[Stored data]
[start]
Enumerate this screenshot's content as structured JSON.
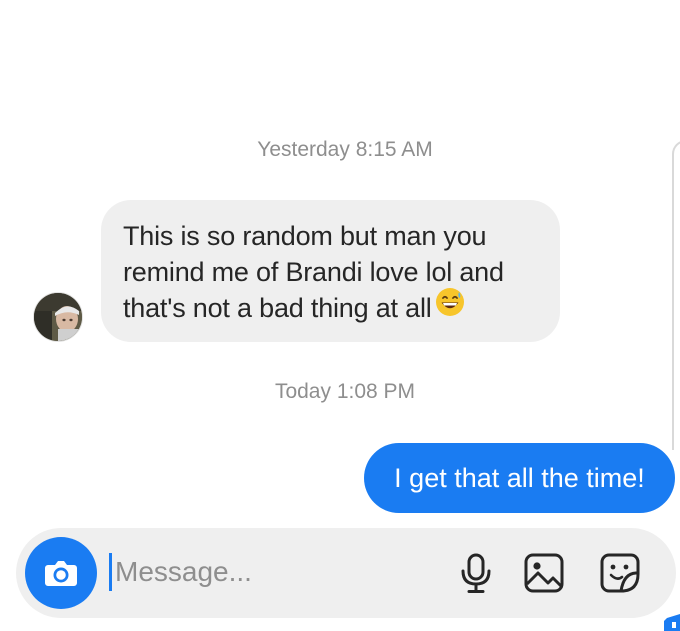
{
  "thread": {
    "timestamps": [
      "Yesterday 8:15 AM",
      "Today 1:08 PM"
    ],
    "incoming": {
      "lines": [
        "This is so random but man you",
        "remind me of Brandi love lol and",
        "that's not a bad thing at all"
      ],
      "emoji": "grinning-face-with-sweat"
    },
    "outgoing": {
      "text": "I get that all the time!"
    }
  },
  "composer": {
    "placeholder": "Message...",
    "value": ""
  },
  "colors": {
    "accent": "#1a7cf2",
    "incoming_bubble": "#efefef",
    "composer_bg": "#efefef",
    "timestamp": "#8e8e8e",
    "text": "#262626"
  },
  "icons": {
    "composer_left": "camera-icon",
    "composer_right": [
      "microphone-icon",
      "gallery-icon",
      "sticker-icon"
    ]
  }
}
[end]
» **Requirement**: Report the number of lines of the listing above that hold the string "efefef", with no other text.

» **Task output**: 2